OBJECTIVE
Write out the records word for word, with no pictures.

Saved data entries
--- BEGIN ---

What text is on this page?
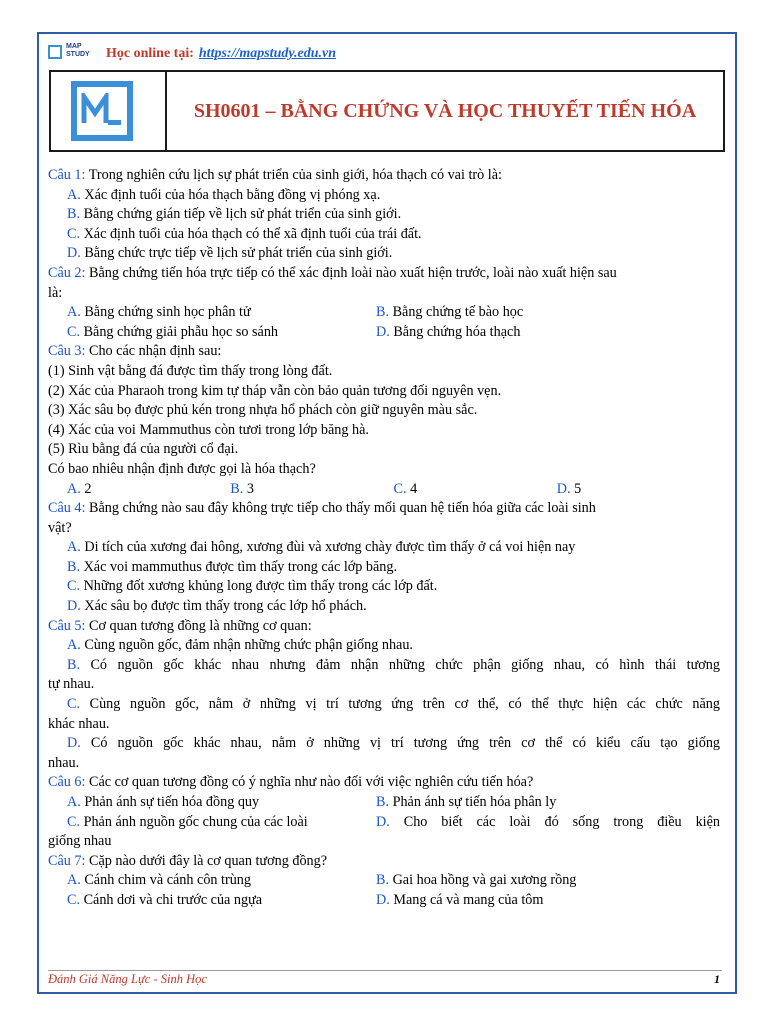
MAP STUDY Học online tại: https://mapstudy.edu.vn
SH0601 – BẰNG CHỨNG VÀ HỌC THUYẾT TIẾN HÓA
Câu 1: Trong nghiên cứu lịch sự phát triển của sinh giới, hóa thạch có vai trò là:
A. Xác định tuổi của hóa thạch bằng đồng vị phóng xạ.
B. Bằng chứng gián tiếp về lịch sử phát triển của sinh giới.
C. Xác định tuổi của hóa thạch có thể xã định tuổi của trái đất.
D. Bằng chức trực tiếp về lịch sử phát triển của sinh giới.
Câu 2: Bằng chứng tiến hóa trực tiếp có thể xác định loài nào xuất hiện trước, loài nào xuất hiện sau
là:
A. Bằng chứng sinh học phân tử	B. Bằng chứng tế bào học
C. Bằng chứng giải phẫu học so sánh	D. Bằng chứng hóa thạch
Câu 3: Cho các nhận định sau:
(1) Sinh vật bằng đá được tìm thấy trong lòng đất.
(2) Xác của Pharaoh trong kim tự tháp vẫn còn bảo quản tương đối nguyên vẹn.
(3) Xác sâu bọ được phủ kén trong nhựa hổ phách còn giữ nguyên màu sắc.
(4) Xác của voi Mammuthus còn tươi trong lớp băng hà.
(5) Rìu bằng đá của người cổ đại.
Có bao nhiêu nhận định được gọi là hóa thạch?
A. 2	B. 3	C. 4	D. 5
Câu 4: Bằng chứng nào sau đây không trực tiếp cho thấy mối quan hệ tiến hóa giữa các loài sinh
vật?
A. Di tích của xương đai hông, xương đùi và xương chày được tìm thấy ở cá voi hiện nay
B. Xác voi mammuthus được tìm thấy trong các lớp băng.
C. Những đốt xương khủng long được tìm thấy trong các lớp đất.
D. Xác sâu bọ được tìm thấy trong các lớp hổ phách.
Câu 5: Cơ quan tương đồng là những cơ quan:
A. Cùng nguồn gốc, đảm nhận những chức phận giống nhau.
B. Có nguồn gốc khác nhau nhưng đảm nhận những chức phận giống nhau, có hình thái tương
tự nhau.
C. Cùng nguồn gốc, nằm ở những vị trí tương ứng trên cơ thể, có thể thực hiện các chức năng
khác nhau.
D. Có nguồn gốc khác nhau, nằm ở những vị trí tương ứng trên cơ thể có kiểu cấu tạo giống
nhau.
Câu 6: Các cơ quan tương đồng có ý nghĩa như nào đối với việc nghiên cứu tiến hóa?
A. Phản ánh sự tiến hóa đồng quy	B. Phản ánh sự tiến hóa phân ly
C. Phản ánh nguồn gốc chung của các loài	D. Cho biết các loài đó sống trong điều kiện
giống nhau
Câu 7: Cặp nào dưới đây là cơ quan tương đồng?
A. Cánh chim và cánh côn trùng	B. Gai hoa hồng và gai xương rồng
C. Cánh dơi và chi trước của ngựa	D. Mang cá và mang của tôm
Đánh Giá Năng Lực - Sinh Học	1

--- END ---

RESULT OF THE EXERCISE
What text is on this page?
MAP STUDY Học online tại: https://mapstudy.edu.vn
SH0601 – BẰNG CHỨNG VÀ HỌC THUYẾT TIẾN HÓA
Câu 1: Trong nghiên cứu lịch sự phát triển của sinh giới, hóa thạch có vai trò là:
A. Xác định tuổi của hóa thạch bằng đồng vị phóng xạ.
B. Bằng chứng gián tiếp về lịch sử phát triển của sinh giới.
C. Xác định tuổi của hóa thạch có thể xã định tuổi của trái đất.
D. Bằng chức trực tiếp về lịch sử phát triển của sinh giới.
Câu 2: Bằng chứng tiến hóa trực tiếp có thể xác định loài nào xuất hiện trước, loài nào xuất hiện sau
là:
A. Bằng chứng sinh học phân tử	B. Bằng chứng tế bào học
C. Bằng chứng giải phẫu học so sánh	D. Bằng chứng hóa thạch
Câu 3: Cho các nhận định sau:
(1) Sinh vật bằng đá được tìm thấy trong lòng đất.
(2) Xác của Pharaoh trong kim tự tháp vẫn còn bảo quản tương đối nguyên vẹn.
(3) Xác sâu bọ được phủ kén trong nhựa hổ phách còn giữ nguyên màu sắc.
(4) Xác của voi Mammuthus còn tươi trong lớp băng hà.
(5) Rìu bằng đá của người cổ đại.
Có bao nhiêu nhận định được gọi là hóa thạch?
A. 2	B. 3	C. 4	D. 5
Câu 4: Bằng chứng nào sau đây không trực tiếp cho thấy mối quan hệ tiến hóa giữa các loài sinh
vật?
A. Di tích của xương đai hông, xương đùi và xương chày được tìm thấy ở cá voi hiện nay
B. Xác voi mammuthus được tìm thấy trong các lớp băng.
C. Những đốt xương khủng long được tìm thấy trong các lớp đất.
D. Xác sâu bọ được tìm thấy trong các lớp hổ phách.
Câu 5: Cơ quan tương đồng là những cơ quan:
A. Cùng nguồn gốc, đảm nhận những chức phận giống nhau.
B. Có nguồn gốc khác nhau nhưng đảm nhận những chức phận giống nhau, có hình thái tương
tự nhau.
C. Cùng nguồn gốc, nằm ở những vị trí tương ứng trên cơ thể, có thể thực hiện các chức năng
khác nhau.
D. Có nguồn gốc khác nhau, nằm ở những vị trí tương ứng trên cơ thể có kiểu cấu tạo giống
nhau.
Câu 6: Các cơ quan tương đồng có ý nghĩa như nào đối với việc nghiên cứu tiến hóa?
A. Phản ánh sự tiến hóa đồng quy	B. Phản ánh sự tiến hóa phân ly
C. Phản ánh nguồn gốc chung của các loài	D. Cho biết các loài đó sống trong điều kiện
giống nhau
Câu 7: Cặp nào dưới đây là cơ quan tương đồng?
A. Cánh chim và cánh côn trùng	B. Gai hoa hồng và gai xương rồng
C. Cánh dơi và chi trước của ngựa	D. Mang cá và mang của tôm
Đánh Giá Năng Lực - Sinh Học	1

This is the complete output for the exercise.